* What this task involves *
Scan the records for the word "Tools". Copy each line that includes it.

* Data supplied *
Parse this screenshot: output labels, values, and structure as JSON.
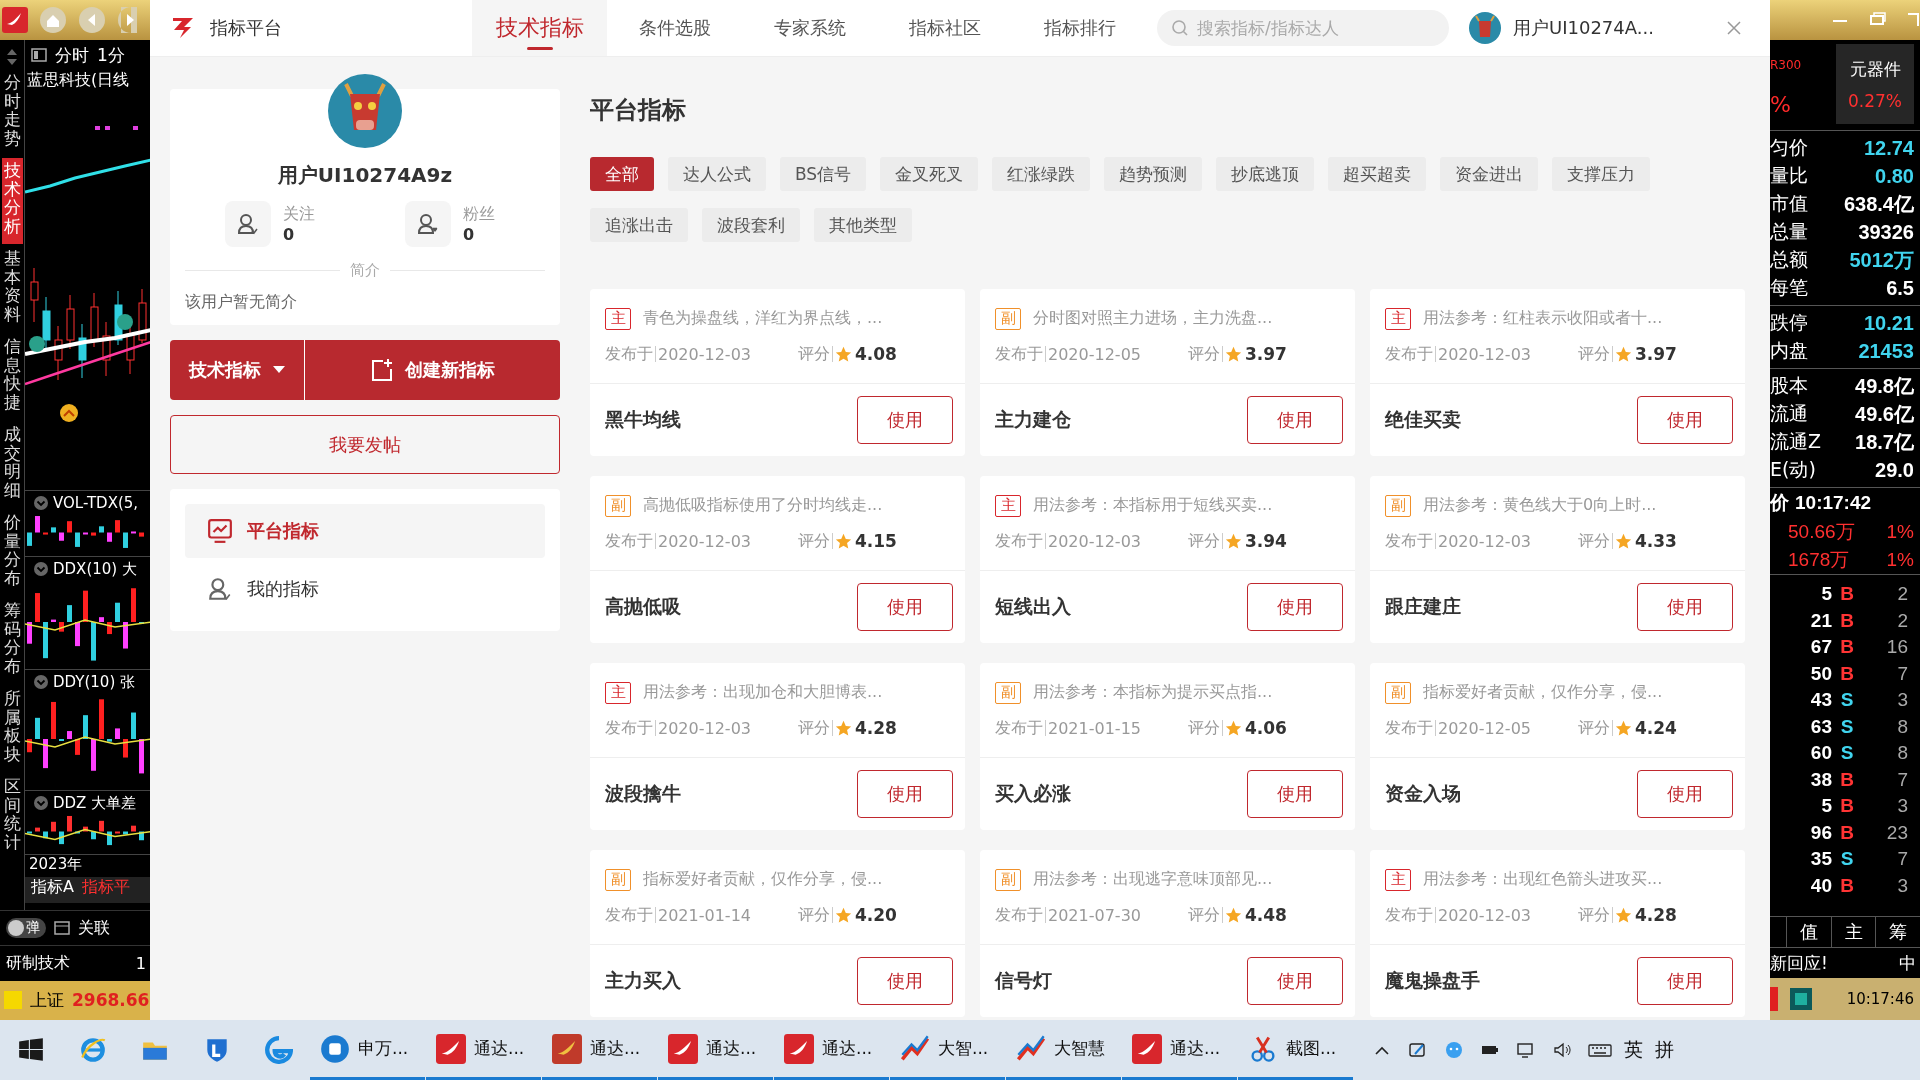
{
  "stock_app": {
    "left": {
      "vertical_tabs": [
        {
          "label": "分时走势",
          "selected": false
        },
        {
          "label": "技术分析",
          "selected": true
        },
        {
          "label": "基本资料",
          "selected": false
        },
        {
          "label": "信息快捷",
          "selected": false
        },
        {
          "label": "成交明细",
          "selected": false
        },
        {
          "label": "价量分布",
          "selected": false
        },
        {
          "label": "筹码分布",
          "selected": false
        },
        {
          "label": "所属板块",
          "selected": false
        },
        {
          "label": "区间统计",
          "selected": false
        }
      ],
      "period_tabs": [
        "分时",
        "1分"
      ],
      "stock_title": "蓝思科技(日线",
      "indicators": [
        {
          "label": "VOL-TDX(5,"
        },
        {
          "label": "DDX(10) 大"
        },
        {
          "label": "DDY(10) 张"
        },
        {
          "label": "DDZ 大单差"
        }
      ],
      "year": "2023年",
      "formula_tabs": [
        {
          "label": "指标A",
          "selected": false
        },
        {
          "label": "指标平",
          "selected": true
        }
      ],
      "popup_toggle": {
        "label": "弹",
        "on": false
      },
      "link_label": "关联",
      "status": {
        "text": "研制技术",
        "value": "1"
      },
      "market_index": {
        "name": "上证",
        "value": "2968.66"
      }
    },
    "right": {
      "index_code": "R300",
      "change_sign": "%",
      "sector": {
        "name": "元器件",
        "change": "0.27%"
      },
      "stat_groups": [
        [
          {
            "label": "匀价",
            "value": "12.74",
            "color": "#40d4ee"
          },
          {
            "label": "量比",
            "value": "0.80",
            "color": "#40d4ee"
          },
          {
            "label": "市值",
            "value": "638.4亿",
            "color": "#ffffff"
          },
          {
            "label": "总量",
            "value": "39326",
            "color": "#ffffff"
          },
          {
            "label": "总额",
            "value": "5012万",
            "color": "#40d4ee"
          },
          {
            "label": "每笔",
            "value": "6.5",
            "color": "#ffffff"
          }
        ],
        [
          {
            "label": "跌停",
            "value": "10.21",
            "color": "#40d4ee"
          },
          {
            "label": "内盘",
            "value": "21453",
            "color": "#40d4ee"
          }
        ],
        [
          {
            "label": "股本",
            "value": "49.8亿",
            "color": "#ffffff"
          },
          {
            "label": "流通",
            "value": "49.6亿",
            "color": "#ffffff"
          },
          {
            "label": "流通Z",
            "value": "18.7亿",
            "color": "#ffffff"
          },
          {
            "label": "E(动)",
            "value": "29.0",
            "color": "#ffffff"
          }
        ]
      ],
      "time": {
        "label": "价",
        "value": "10:17:42"
      },
      "flows": [
        {
          "amount": "50.66万",
          "share": "1%"
        },
        {
          "amount": "1678万",
          "share": "1%"
        }
      ],
      "trades": [
        {
          "volume": "5",
          "side": "B",
          "count": "2",
          "color": "#ff3434"
        },
        {
          "volume": "21",
          "side": "B",
          "count": "2",
          "color": "#ff3434"
        },
        {
          "volume": "67",
          "side": "B",
          "count": "16",
          "color": "#ff3434"
        },
        {
          "volume": "50",
          "side": "B",
          "count": "7",
          "color": "#ff3434"
        },
        {
          "volume": "43",
          "side": "S",
          "count": "3",
          "color": "#40d4ee"
        },
        {
          "volume": "63",
          "side": "S",
          "count": "8",
          "color": "#40d4ee"
        },
        {
          "volume": "60",
          "side": "S",
          "count": "8",
          "color": "#40d4ee"
        },
        {
          "volume": "38",
          "side": "B",
          "count": "7",
          "color": "#ff3434"
        },
        {
          "volume": "5",
          "side": "B",
          "count": "3",
          "color": "#ff3434"
        },
        {
          "volume": "96",
          "side": "B",
          "count": "23",
          "color": "#ff3434"
        },
        {
          "volume": "35",
          "side": "S",
          "count": "7",
          "color": "#40d4ee"
        },
        {
          "volume": "40",
          "side": "B",
          "count": "3",
          "color": "#ff3434"
        }
      ],
      "tabs": [
        "值",
        "主",
        "筹"
      ],
      "notice": "新回应!",
      "notice_tag": "中",
      "clock": "10:17:46"
    }
  },
  "dialog": {
    "brand": "指标平台",
    "nav_tabs": [
      {
        "label": "技术指标",
        "selected": true
      },
      {
        "label": "条件选股",
        "selected": false
      },
      {
        "label": "专家系统",
        "selected": false
      },
      {
        "label": "指标社区",
        "selected": false
      },
      {
        "label": "指标排行",
        "selected": false
      }
    ],
    "search": {
      "placeholder": "搜索指标/指标达人"
    },
    "account": {
      "name": "用户UI10274A..."
    },
    "profile": {
      "name": "用户UI10274A9z",
      "stats": [
        {
          "kind": "following",
          "label": "关注",
          "count": "0"
        },
        {
          "kind": "fans",
          "label": "粉丝",
          "count": "0"
        }
      ],
      "intro_heading": "简介",
      "intro": "该用户暂无简介"
    },
    "type_menu": {
      "label": "技术指标"
    },
    "create_button": "创建新指标",
    "post_button": "我要发帖",
    "menu": [
      {
        "kind": "chart",
        "label": "平台指标",
        "selected": true
      },
      {
        "kind": "user",
        "label": "我的指标",
        "selected": false
      }
    ],
    "section_title": "平台指标",
    "filters": [
      {
        "label": "全部",
        "selected": true
      },
      {
        "label": "达人公式",
        "selected": false
      },
      {
        "label": "BS信号",
        "selected": false
      },
      {
        "label": "金叉死叉",
        "selected": false
      },
      {
        "label": "红涨绿跌",
        "selected": false
      },
      {
        "label": "趋势预测",
        "selected": false
      },
      {
        "label": "抄底逃顶",
        "selected": false
      },
      {
        "label": "超买超卖",
        "selected": false
      },
      {
        "label": "资金进出",
        "selected": false
      },
      {
        "label": "支撑压力",
        "selected": false
      },
      {
        "label": "追涨出击",
        "selected": false
      },
      {
        "label": "波段套利",
        "selected": false
      },
      {
        "label": "其他类型",
        "selected": false
      }
    ],
    "cards": [
      {
        "kind": "main",
        "badge": "主",
        "description": "青色为操盘线，洋红为界点线，...",
        "published_label": "发布于",
        "date": "2020-12-03",
        "rating_label": "评分",
        "rating": "4.08",
        "name": "黑牛均线",
        "action": "使用"
      },
      {
        "kind": "sub",
        "badge": "副",
        "description": "分时图对照主力进场，主力洗盘...",
        "published_label": "发布于",
        "date": "2020-12-05",
        "rating_label": "评分",
        "rating": "3.97",
        "name": "主力建仓",
        "action": "使用"
      },
      {
        "kind": "main",
        "badge": "主",
        "description": "用法参考：红柱表示收阳或者十...",
        "published_label": "发布于",
        "date": "2020-12-03",
        "rating_label": "评分",
        "rating": "3.97",
        "name": "绝佳买卖",
        "action": "使用"
      },
      {
        "kind": "sub",
        "badge": "副",
        "description": "高抛低吸指标使用了分时均线走...",
        "published_label": "发布于",
        "date": "2020-12-03",
        "rating_label": "评分",
        "rating": "4.15",
        "name": "高抛低吸",
        "action": "使用"
      },
      {
        "kind": "main",
        "badge": "主",
        "description": "用法参考：本指标用于短线买卖...",
        "published_label": "发布于",
        "date": "2020-12-03",
        "rating_label": "评分",
        "rating": "3.94",
        "name": "短线出入",
        "action": "使用"
      },
      {
        "kind": "sub",
        "badge": "副",
        "description": "用法参考：黄色线大于0向上时...",
        "published_label": "发布于",
        "date": "2020-12-03",
        "rating_label": "评分",
        "rating": "4.33",
        "name": "跟庄建庄",
        "action": "使用"
      },
      {
        "kind": "main",
        "badge": "主",
        "description": "用法参考：出现加仓和大胆博表...",
        "published_label": "发布于",
        "date": "2020-12-03",
        "rating_label": "评分",
        "rating": "4.28",
        "name": "波段擒牛",
        "action": "使用"
      },
      {
        "kind": "sub",
        "badge": "副",
        "description": "用法参考：本指标为提示买点指...",
        "published_label": "发布于",
        "date": "2021-01-15",
        "rating_label": "评分",
        "rating": "4.06",
        "name": "买入必涨",
        "action": "使用"
      },
      {
        "kind": "sub",
        "badge": "副",
        "description": "指标爱好者贡献，仅作分享，侵...",
        "published_label": "发布于",
        "date": "2020-12-05",
        "rating_label": "评分",
        "rating": "4.24",
        "name": "资金入场",
        "action": "使用"
      },
      {
        "kind": "sub",
        "badge": "副",
        "description": "指标爱好者贡献，仅作分享，侵...",
        "published_label": "发布于",
        "date": "2021-01-14",
        "rating_label": "评分",
        "rating": "4.20",
        "name": "主力买入",
        "action": "使用"
      },
      {
        "kind": "sub",
        "badge": "副",
        "description": "用法参考：出现逃字意味顶部见...",
        "published_label": "发布于",
        "date": "2021-07-30",
        "rating_label": "评分",
        "rating": "4.48",
        "name": "信号灯",
        "action": "使用"
      },
      {
        "kind": "main",
        "badge": "主",
        "description": "用法参考：出现红色箭头进攻买...",
        "published_label": "发布于",
        "date": "2020-12-03",
        "rating_label": "评分",
        "rating": "4.28",
        "name": "魔鬼操盘手",
        "action": "使用"
      }
    ]
  },
  "taskbar": {
    "pinned": [
      {
        "kind": "start"
      },
      {
        "kind": "ie"
      },
      {
        "kind": "folder"
      },
      {
        "kind": "shield"
      },
      {
        "kind": "edge"
      }
    ],
    "windows": [
      {
        "kind": "sw",
        "label": "申万..."
      },
      {
        "kind": "tdx",
        "label": "通达..."
      },
      {
        "kind": "tdx-alt",
        "label": "通达..."
      },
      {
        "kind": "tdx",
        "label": "通达..."
      },
      {
        "kind": "tdx",
        "label": "通达..."
      },
      {
        "kind": "dzh",
        "label": "大智..."
      },
      {
        "kind": "dzh",
        "label": "大智慧"
      },
      {
        "kind": "tdx",
        "label": "通达..."
      },
      {
        "kind": "snip",
        "label": "截图..."
      }
    ],
    "tray": {
      "icons": [
        {
          "kind": "chevron"
        },
        {
          "kind": "pen"
        },
        {
          "kind": "face"
        },
        {
          "kind": "battery"
        },
        {
          "kind": "network"
        },
        {
          "kind": "volume"
        },
        {
          "kind": "keyboard"
        }
      ],
      "input_language": "英",
      "ime": "拼"
    }
  }
}
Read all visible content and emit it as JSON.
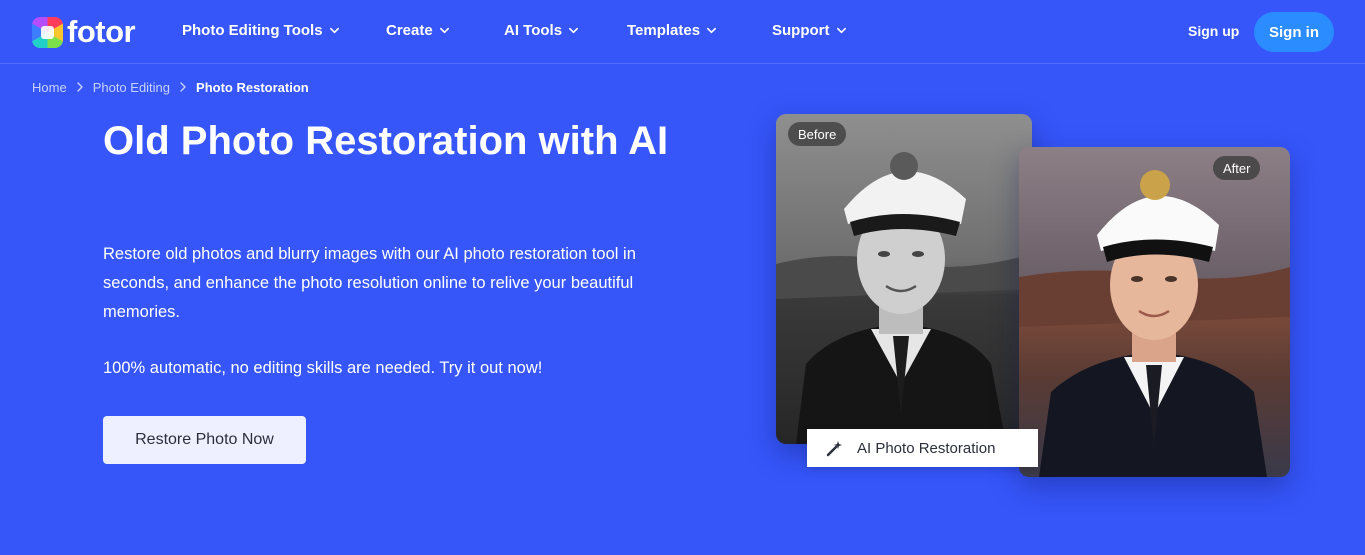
{
  "header": {
    "logo_text": "fotor",
    "nav": [
      {
        "label": "Photo Editing Tools"
      },
      {
        "label": "Create"
      },
      {
        "label": "AI Tools"
      },
      {
        "label": "Templates"
      },
      {
        "label": "Support"
      }
    ],
    "signup_label": "Sign up",
    "signin_label": "Sign in"
  },
  "breadcrumb": {
    "items": [
      "Home",
      "Photo Editing",
      "Photo Restoration"
    ]
  },
  "hero": {
    "title": "Old Photo Restoration with AI",
    "description": "Restore old photos and blurry images with our AI photo restoration tool in seconds, and enhance the photo resolution online to relive your beautiful memories.",
    "note": "100% automatic, no editing skills are needed. Try it out now!",
    "cta_label": "Restore Photo Now"
  },
  "showcase": {
    "before_label": "Before",
    "after_label": "After",
    "feature_label": "AI Photo Restoration"
  },
  "colors": {
    "background": "#3656fa",
    "signin_button": "#2b8cff",
    "cta_button": "#eef0ff"
  },
  "icons": {
    "logo": "fotor-logo-icon",
    "nav_chevron": "chevron-down-icon",
    "breadcrumb_separator": "chevron-right-icon",
    "feature": "magic-wand-icon"
  }
}
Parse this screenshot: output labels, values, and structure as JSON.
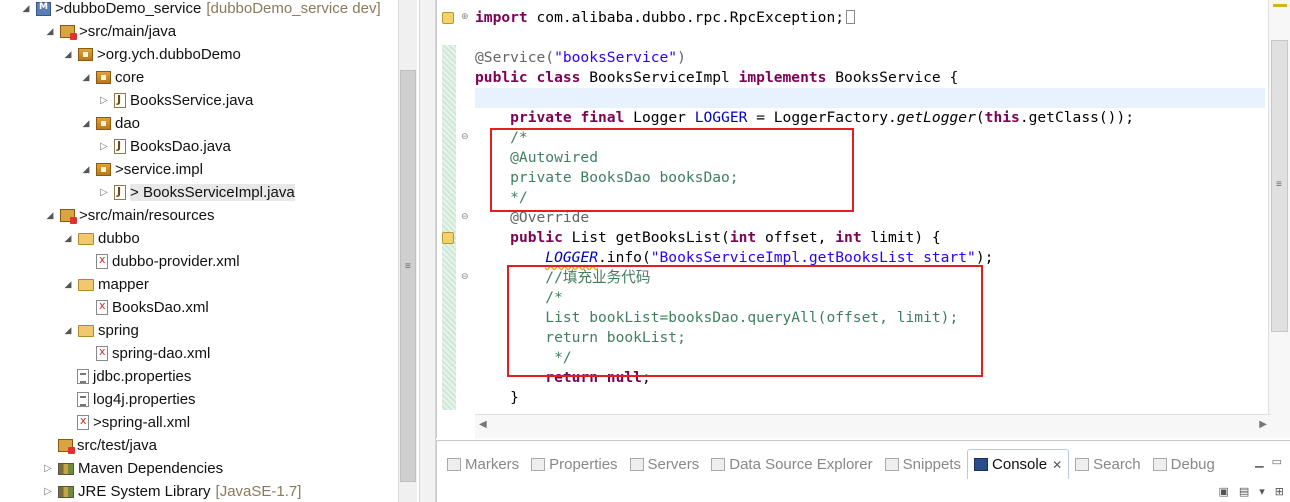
{
  "explorer": {
    "rows": [
      {
        "label": "dubboDemo_service",
        "prefix": "> ",
        "suffix": "[dubboDemo_service dev]",
        "icon": "project-icon",
        "expanded": true
      },
      {
        "label": "src/main/java",
        "prefix": "> ",
        "icon": "source-folder-icon",
        "expanded": true
      },
      {
        "label": "org.ych.dubboDemo",
        "prefix": "> ",
        "icon": "package-icon",
        "expanded": true
      },
      {
        "label": "core",
        "prefix": "",
        "icon": "package-icon",
        "expanded": true
      },
      {
        "label": "BooksService.java",
        "prefix": "",
        "icon": "java-file-icon",
        "expanded": false
      },
      {
        "label": "dao",
        "prefix": "",
        "icon": "package-icon",
        "expanded": true
      },
      {
        "label": "BooksDao.java",
        "prefix": "",
        "icon": "java-file-icon",
        "expanded": false
      },
      {
        "label": "service.impl",
        "prefix": "> ",
        "icon": "package-icon",
        "expanded": true
      },
      {
        "label": "BooksServiceImpl.java",
        "prefix": "> ",
        "icon": "java-file-icon",
        "expanded": false
      },
      {
        "label": "src/main/resources",
        "prefix": "> ",
        "icon": "source-folder-icon",
        "expanded": true
      },
      {
        "label": "dubbo",
        "prefix": "",
        "icon": "folder-icon",
        "expanded": true
      },
      {
        "label": "dubbo-provider.xml",
        "prefix": "",
        "icon": "xml-file-icon"
      },
      {
        "label": "mapper",
        "prefix": "",
        "icon": "folder-icon",
        "expanded": true
      },
      {
        "label": "BooksDao.xml",
        "prefix": "",
        "icon": "xml-file-icon"
      },
      {
        "label": "spring",
        "prefix": "",
        "icon": "folder-icon",
        "expanded": true
      },
      {
        "label": "spring-dao.xml",
        "prefix": "",
        "icon": "xml-file-icon"
      },
      {
        "label": "jdbc.properties",
        "prefix": "",
        "icon": "properties-file-icon"
      },
      {
        "label": "log4j.properties",
        "prefix": "",
        "icon": "properties-file-icon"
      },
      {
        "label": "spring-all.xml",
        "prefix": "> ",
        "icon": "xml-file-icon"
      },
      {
        "label": "src/test/java",
        "prefix": "",
        "icon": "source-folder-icon"
      },
      {
        "label": "Maven Dependencies",
        "prefix": "",
        "icon": "library-icon",
        "expanded": false
      },
      {
        "label": "JRE System Library",
        "prefix": "",
        "suffix": "[JavaSE-1.7]",
        "icon": "library-icon",
        "expanded": false
      }
    ]
  },
  "editor": {
    "lines": [
      {
        "import_kw": "import",
        "import_rest": " com.alibaba.dubbo.rpc.RpcException;"
      },
      {},
      {
        "ann": "@Service(",
        "str": "\"booksService\"",
        "ann2": ")"
      },
      {
        "kw1": "public class",
        "t1": " BooksServiceImpl ",
        "kw2": "implements",
        "t2": " BooksService {"
      },
      {},
      {
        "indent": "    ",
        "kw": "private final",
        "t1": " Logger ",
        "fld": "LOGGER",
        "t2": " = LoggerFactory.",
        "it": "getLogger",
        "t3": "(",
        "kw2": "this",
        "t4": ".getClass());"
      },
      {
        "cm": "    /*"
      },
      {
        "cm": "    @Autowired"
      },
      {
        "cm": "    private BooksDao booksDao;"
      },
      {
        "cm": "    */"
      },
      {
        "ann": "    @Override"
      },
      {
        "indent": "    ",
        "kw": "public",
        "t1": " List getBooksList(",
        "kw2": "int",
        "t2": " offset, ",
        "kw3": "int",
        "t3": " limit) {"
      },
      {
        "indent": "        ",
        "fld": "LOGGER",
        "t1": ".info(",
        "str": "\"BooksServiceImpl.getBooksList start\"",
        "t2": ");"
      },
      {
        "cm": "        //填充业务代码"
      },
      {
        "cm": "        /*"
      },
      {
        "cm": "        List bookList=booksDao.queryAll(offset, limit);"
      },
      {
        "cm": "        return bookList;"
      },
      {
        "cm": "         */"
      },
      {
        "indent": "        ",
        "kw": "return null",
        "t1": ";"
      },
      {
        "t1": "    }"
      }
    ]
  },
  "panel": {
    "tabs": [
      {
        "label": "Markers",
        "icon": "markers-icon"
      },
      {
        "label": "Properties",
        "icon": "properties-icon"
      },
      {
        "label": "Servers",
        "icon": "servers-icon"
      },
      {
        "label": "Data Source Explorer",
        "icon": "data-source-icon"
      },
      {
        "label": "Snippets",
        "icon": "snippets-icon"
      },
      {
        "label": "Console",
        "icon": "console-icon",
        "active": true,
        "close": "✕"
      },
      {
        "label": "Search",
        "icon": "search-icon"
      },
      {
        "label": "Debug",
        "icon": "debug-icon"
      }
    ]
  },
  "colors": {
    "keyword": "#7f0055",
    "string": "#2a00ff",
    "comment": "#3f7f5f",
    "annotation": "#646464",
    "field": "#0000c0",
    "highlight_box": "#e02020"
  }
}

* Complete output *
        "label": "Photo Editing Tools"
        "label": "AI Tools"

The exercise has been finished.